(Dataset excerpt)
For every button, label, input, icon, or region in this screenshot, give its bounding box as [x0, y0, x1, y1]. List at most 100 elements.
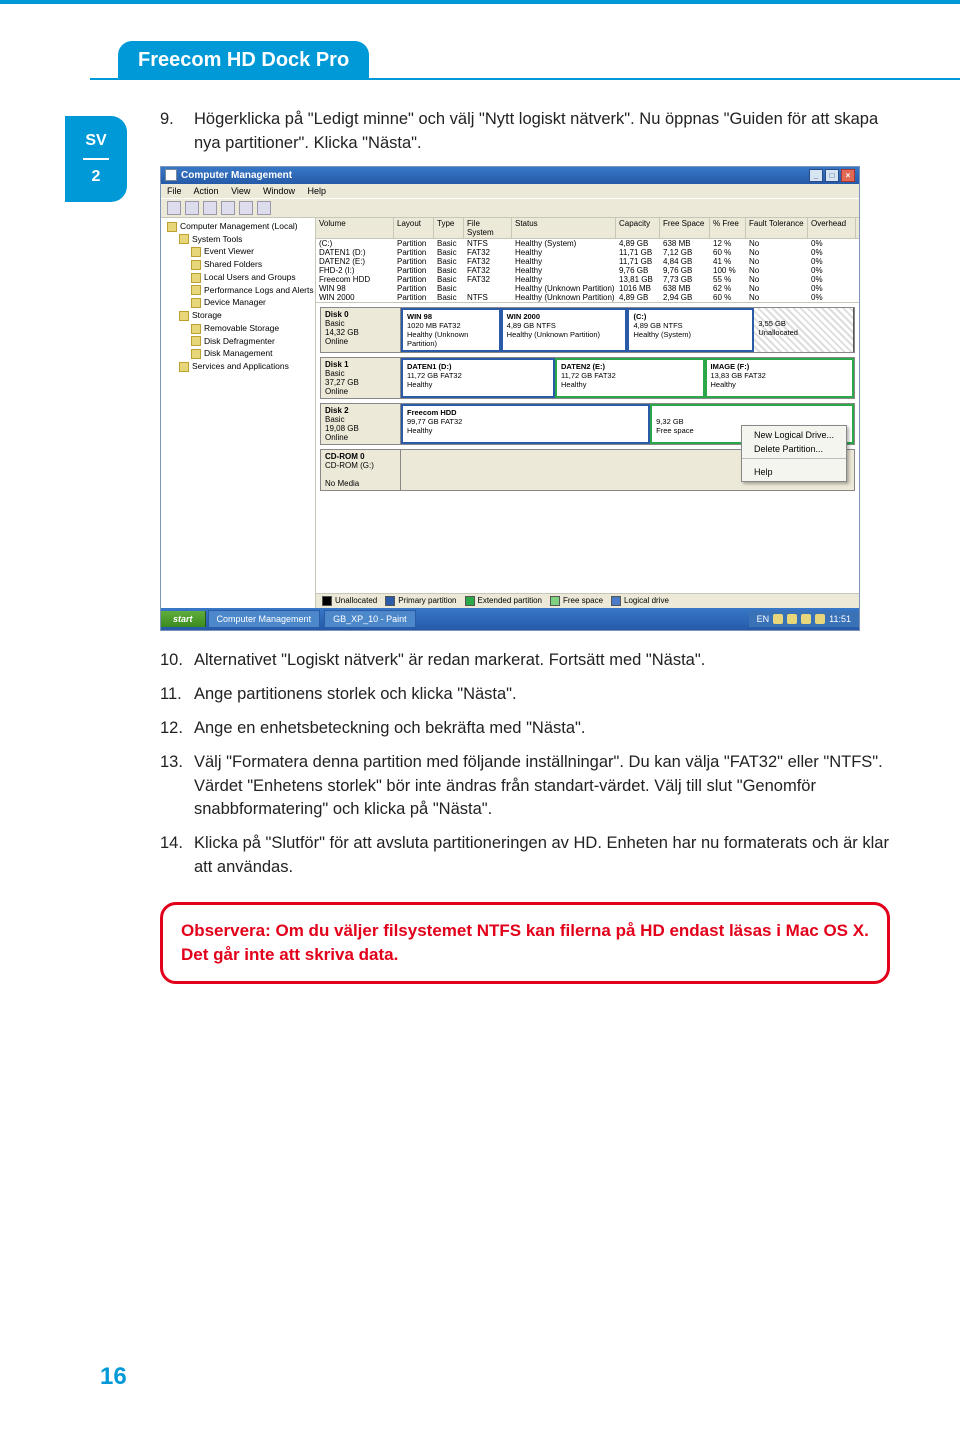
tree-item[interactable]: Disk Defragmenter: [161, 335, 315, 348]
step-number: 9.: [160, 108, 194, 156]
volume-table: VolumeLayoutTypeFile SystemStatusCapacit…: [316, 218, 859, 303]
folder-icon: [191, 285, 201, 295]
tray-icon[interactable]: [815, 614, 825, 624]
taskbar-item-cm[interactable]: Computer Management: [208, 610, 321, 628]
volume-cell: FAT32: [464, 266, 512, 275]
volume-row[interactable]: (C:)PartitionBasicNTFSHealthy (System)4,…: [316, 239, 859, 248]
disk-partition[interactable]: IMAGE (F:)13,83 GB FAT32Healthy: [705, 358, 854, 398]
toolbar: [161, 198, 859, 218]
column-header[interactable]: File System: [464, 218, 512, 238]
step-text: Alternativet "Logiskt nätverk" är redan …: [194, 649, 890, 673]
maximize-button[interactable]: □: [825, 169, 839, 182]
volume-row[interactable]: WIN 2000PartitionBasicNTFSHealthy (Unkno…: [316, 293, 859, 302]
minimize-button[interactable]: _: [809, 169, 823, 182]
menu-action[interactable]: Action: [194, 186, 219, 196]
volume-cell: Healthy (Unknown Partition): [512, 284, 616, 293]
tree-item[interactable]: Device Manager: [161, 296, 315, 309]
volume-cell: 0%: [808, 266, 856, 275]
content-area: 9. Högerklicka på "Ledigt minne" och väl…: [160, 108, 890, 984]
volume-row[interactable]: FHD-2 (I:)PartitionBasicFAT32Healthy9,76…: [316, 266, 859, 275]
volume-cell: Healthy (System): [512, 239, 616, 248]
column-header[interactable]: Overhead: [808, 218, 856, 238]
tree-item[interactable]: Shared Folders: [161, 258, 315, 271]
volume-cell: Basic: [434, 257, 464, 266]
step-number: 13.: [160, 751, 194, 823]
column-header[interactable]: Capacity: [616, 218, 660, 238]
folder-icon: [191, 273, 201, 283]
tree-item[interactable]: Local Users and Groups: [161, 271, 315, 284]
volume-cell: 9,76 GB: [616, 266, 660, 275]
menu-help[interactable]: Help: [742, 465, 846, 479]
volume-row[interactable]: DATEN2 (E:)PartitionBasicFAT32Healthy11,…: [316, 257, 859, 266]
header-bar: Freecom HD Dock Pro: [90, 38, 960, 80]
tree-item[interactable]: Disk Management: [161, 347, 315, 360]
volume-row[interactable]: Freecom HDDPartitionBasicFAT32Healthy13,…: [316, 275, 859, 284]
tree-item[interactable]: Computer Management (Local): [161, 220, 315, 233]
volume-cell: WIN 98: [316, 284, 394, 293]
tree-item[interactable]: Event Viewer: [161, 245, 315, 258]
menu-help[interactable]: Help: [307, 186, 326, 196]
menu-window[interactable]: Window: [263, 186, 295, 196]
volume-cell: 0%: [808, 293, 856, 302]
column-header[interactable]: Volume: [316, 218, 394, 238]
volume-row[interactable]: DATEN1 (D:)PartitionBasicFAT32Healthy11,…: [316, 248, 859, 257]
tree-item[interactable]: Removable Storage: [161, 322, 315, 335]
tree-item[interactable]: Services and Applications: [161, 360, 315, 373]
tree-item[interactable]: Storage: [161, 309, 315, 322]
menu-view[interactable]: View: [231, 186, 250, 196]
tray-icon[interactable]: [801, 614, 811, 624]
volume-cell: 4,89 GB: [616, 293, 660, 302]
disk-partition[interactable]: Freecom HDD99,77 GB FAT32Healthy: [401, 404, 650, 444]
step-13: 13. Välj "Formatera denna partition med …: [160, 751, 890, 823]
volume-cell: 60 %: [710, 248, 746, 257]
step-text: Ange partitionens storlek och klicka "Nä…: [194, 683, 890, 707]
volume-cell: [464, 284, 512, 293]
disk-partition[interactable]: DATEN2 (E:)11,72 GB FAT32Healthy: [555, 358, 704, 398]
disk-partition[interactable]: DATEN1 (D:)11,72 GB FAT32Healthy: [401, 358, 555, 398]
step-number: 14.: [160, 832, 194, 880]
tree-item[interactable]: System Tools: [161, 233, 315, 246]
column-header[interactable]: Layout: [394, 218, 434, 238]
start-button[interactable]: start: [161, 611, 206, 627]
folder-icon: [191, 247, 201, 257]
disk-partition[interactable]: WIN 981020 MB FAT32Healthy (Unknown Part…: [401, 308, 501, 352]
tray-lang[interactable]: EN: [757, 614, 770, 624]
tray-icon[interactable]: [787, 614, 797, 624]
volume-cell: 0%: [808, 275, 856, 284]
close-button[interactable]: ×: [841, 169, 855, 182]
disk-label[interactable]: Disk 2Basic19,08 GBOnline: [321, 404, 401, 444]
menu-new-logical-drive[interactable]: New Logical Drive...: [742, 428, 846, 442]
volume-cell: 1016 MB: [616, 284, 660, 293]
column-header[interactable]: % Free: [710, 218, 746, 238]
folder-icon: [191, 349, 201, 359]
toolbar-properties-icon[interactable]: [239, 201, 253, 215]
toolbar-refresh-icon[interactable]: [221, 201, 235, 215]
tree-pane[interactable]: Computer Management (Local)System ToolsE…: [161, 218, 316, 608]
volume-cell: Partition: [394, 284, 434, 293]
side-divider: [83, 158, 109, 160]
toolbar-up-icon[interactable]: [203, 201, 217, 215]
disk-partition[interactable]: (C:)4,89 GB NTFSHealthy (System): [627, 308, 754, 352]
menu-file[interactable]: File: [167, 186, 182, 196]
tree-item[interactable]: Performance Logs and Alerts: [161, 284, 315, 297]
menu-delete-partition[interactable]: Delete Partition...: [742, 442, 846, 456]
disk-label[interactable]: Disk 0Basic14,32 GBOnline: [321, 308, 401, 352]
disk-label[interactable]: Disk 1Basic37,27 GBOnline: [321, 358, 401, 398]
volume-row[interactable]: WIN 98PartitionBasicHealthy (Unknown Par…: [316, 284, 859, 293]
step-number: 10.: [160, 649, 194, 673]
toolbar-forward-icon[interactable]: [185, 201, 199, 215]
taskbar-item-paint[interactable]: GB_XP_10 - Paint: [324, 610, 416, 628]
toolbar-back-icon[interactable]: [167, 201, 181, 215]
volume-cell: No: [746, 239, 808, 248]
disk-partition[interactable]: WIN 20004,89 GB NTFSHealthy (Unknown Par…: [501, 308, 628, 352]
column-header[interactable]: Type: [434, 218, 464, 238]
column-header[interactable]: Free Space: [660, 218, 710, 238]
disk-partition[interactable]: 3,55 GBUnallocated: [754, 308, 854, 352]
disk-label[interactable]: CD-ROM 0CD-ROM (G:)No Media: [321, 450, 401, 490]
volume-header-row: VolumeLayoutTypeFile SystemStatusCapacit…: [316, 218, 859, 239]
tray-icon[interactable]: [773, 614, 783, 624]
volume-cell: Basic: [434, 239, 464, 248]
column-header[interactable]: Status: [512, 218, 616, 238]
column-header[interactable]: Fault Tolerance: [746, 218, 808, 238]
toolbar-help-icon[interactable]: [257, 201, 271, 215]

==

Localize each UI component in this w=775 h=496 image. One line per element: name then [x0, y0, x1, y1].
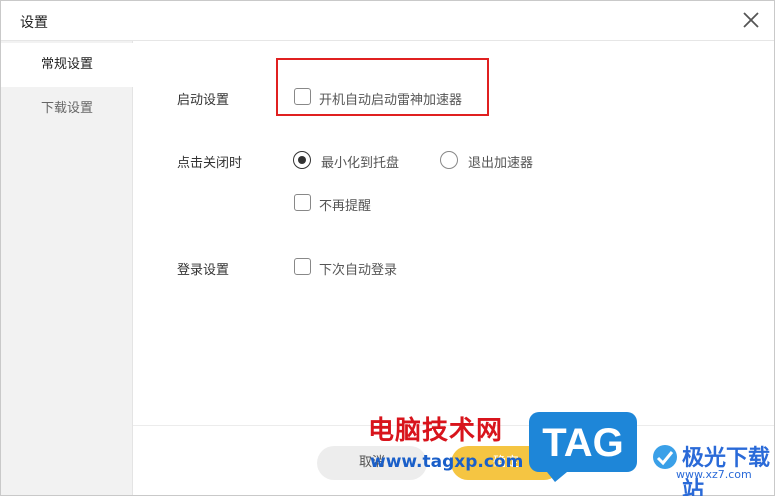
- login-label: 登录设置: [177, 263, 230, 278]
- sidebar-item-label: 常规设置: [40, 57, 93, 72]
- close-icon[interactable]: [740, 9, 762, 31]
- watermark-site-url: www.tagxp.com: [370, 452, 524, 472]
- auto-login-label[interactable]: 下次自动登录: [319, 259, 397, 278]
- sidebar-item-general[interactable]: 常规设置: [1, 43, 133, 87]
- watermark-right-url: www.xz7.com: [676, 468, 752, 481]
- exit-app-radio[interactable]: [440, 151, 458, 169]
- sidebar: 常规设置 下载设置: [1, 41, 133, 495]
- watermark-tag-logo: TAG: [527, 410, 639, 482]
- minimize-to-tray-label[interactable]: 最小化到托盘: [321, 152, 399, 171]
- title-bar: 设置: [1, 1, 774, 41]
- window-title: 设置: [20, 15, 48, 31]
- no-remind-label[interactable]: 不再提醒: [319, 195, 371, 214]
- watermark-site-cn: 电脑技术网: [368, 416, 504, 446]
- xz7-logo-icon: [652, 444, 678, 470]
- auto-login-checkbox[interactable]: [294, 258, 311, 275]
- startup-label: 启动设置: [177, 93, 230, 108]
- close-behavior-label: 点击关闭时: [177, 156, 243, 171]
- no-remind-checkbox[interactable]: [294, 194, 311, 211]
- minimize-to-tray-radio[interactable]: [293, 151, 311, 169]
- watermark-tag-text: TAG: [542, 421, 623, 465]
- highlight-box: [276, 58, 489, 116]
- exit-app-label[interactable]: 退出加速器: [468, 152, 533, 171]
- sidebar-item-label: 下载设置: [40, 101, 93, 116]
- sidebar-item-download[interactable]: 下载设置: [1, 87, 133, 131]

WHAT YOU HAVE TO DO
Quote the listing from the line containing "- login-label: 登录设置: [177, 263, 230, 278]" through the line containing "- sidebar-item-general[interactable]: 常规设置: [1, 43, 133, 87]", both included, without changing a character.

TASK ANSWER
- login-label: 登录设置: [177, 263, 230, 278]
- sidebar-item-label: 常规设置: [40, 57, 93, 72]
- close-icon[interactable]: [740, 9, 762, 31]
- watermark-site-url: www.tagxp.com: [370, 452, 524, 472]
- auto-login-label[interactable]: 下次自动登录: [319, 259, 397, 278]
- sidebar-item-general[interactable]: 常规设置: [1, 43, 133, 87]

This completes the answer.